Figure record extracts
# # # #

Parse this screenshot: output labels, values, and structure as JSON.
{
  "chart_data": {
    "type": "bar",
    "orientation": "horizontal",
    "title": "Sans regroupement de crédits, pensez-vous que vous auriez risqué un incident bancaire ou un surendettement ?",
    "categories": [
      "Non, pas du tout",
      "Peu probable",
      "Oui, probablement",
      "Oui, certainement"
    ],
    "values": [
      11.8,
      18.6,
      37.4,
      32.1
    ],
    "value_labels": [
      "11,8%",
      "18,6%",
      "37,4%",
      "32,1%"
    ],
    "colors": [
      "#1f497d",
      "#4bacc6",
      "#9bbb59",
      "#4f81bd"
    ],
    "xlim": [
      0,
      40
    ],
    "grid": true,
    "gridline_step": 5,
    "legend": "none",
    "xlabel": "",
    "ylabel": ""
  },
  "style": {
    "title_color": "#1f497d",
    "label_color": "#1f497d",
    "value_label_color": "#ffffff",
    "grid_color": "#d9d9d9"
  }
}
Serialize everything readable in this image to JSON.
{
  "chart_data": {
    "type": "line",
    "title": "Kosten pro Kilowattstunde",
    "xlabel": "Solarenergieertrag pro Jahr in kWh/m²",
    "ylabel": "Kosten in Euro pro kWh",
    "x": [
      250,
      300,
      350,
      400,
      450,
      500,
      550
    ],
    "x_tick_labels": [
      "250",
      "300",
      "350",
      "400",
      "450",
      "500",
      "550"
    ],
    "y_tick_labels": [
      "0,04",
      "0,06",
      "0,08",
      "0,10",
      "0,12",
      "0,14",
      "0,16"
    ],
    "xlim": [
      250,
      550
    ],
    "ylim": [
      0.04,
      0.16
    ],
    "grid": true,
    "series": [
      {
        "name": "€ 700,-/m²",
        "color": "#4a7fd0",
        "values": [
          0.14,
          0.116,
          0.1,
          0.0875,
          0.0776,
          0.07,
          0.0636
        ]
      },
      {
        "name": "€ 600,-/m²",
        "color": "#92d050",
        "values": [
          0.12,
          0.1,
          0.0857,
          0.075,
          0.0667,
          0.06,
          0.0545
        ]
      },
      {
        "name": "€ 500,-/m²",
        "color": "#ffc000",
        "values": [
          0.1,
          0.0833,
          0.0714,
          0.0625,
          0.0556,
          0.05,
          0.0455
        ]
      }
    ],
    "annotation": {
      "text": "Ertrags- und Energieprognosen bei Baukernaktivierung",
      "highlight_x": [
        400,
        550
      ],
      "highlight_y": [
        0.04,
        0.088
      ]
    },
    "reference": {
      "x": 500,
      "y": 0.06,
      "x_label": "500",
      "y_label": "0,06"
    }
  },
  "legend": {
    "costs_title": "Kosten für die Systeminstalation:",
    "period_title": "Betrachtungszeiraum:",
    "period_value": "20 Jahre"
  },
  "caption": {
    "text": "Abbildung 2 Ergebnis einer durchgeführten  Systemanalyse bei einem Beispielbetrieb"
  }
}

# # # #

Task description
Retype all of the entries precisely as they are.

Written answer
Parse this screenshot: output labels, values, and structure as JSON.
{
  "chart_data": {
    "type": "bar",
    "orientation": "horizontal",
    "title": "Sans regroupement de crédits, pensez-vous que vous auriez risqué un incident bancaire ou un surendettement ?",
    "categories": [
      "Non, pas du tout",
      "Peu probable",
      "Oui, probablement",
      "Oui, certainement"
    ],
    "values": [
      11.8,
      18.6,
      37.4,
      32.1
    ],
    "value_labels": [
      "11,8%",
      "18,6%",
      "37,4%",
      "32,1%"
    ],
    "colors": [
      "#1f497d",
      "#4bacc6",
      "#9bbb59",
      "#4f81bd"
    ],
    "xlim": [
      0,
      40
    ],
    "grid": true,
    "gridline_step": 5,
    "legend": "none",
    "xlabel": "",
    "ylabel": ""
  },
  "style": {
    "title_color": "#1f497d",
    "label_color": "#1f497d",
    "value_label_color": "#ffffff",
    "grid_color": "#d9d9d9"
  }
}
Serialize everything readable in this image to JSON.
{
  "chart_data": {
    "type": "line",
    "title": "Kosten pro Kilowattstunde",
    "xlabel": "Solarenergieertrag pro Jahr in kWh/m²",
    "ylabel": "Kosten in Euro pro kWh",
    "x": [
      250,
      300,
      350,
      400,
      450,
      500,
      550
    ],
    "x_tick_labels": [
      "250",
      "300",
      "350",
      "400",
      "450",
      "500",
      "550"
    ],
    "y_tick_labels": [
      "0,04",
      "0,06",
      "0,08",
      "0,10",
      "0,12",
      "0,14",
      "0,16"
    ],
    "xlim": [
      250,
      550
    ],
    "ylim": [
      0.04,
      0.16
    ],
    "grid": true,
    "series": [
      {
        "name": "€ 700,-/m²",
        "color": "#4a7fd0",
        "values": [
          0.14,
          0.116,
          0.1,
          0.0875,
          0.0776,
          0.07,
          0.0636
        ]
      },
      {
        "name": "€ 600,-/m²",
        "color": "#92d050",
        "values": [
          0.12,
          0.1,
          0.0857,
          0.075,
          0.0667,
          0.06,
          0.0545
        ]
      },
      {
        "name": "€ 500,-/m²",
        "color": "#ffc000",
        "values": [
          0.1,
          0.0833,
          0.0714,
          0.0625,
          0.0556,
          0.05,
          0.0455
        ]
      }
    ],
    "annotation": {
      "text": "Ertrags- und Energieprognosen bei Baukernaktivierung",
      "highlight_x": [
        400,
        550
      ],
      "highlight_y": [
        0.04,
        0.088
      ]
    },
    "reference": {
      "x": 500,
      "y": 0.06,
      "x_label": "500",
      "y_label": "0,06"
    }
  },
  "legend": {
    "costs_title": "Kosten für die Systeminstalation:",
    "period_title": "Betrachtungszeiraum:",
    "period_value": "20 Jahre"
  },
  "caption": {
    "text": "Abbildung 2 Ergebnis einer durchgeführten  Systemanalyse bei einem Beispielbetrieb"
  }
}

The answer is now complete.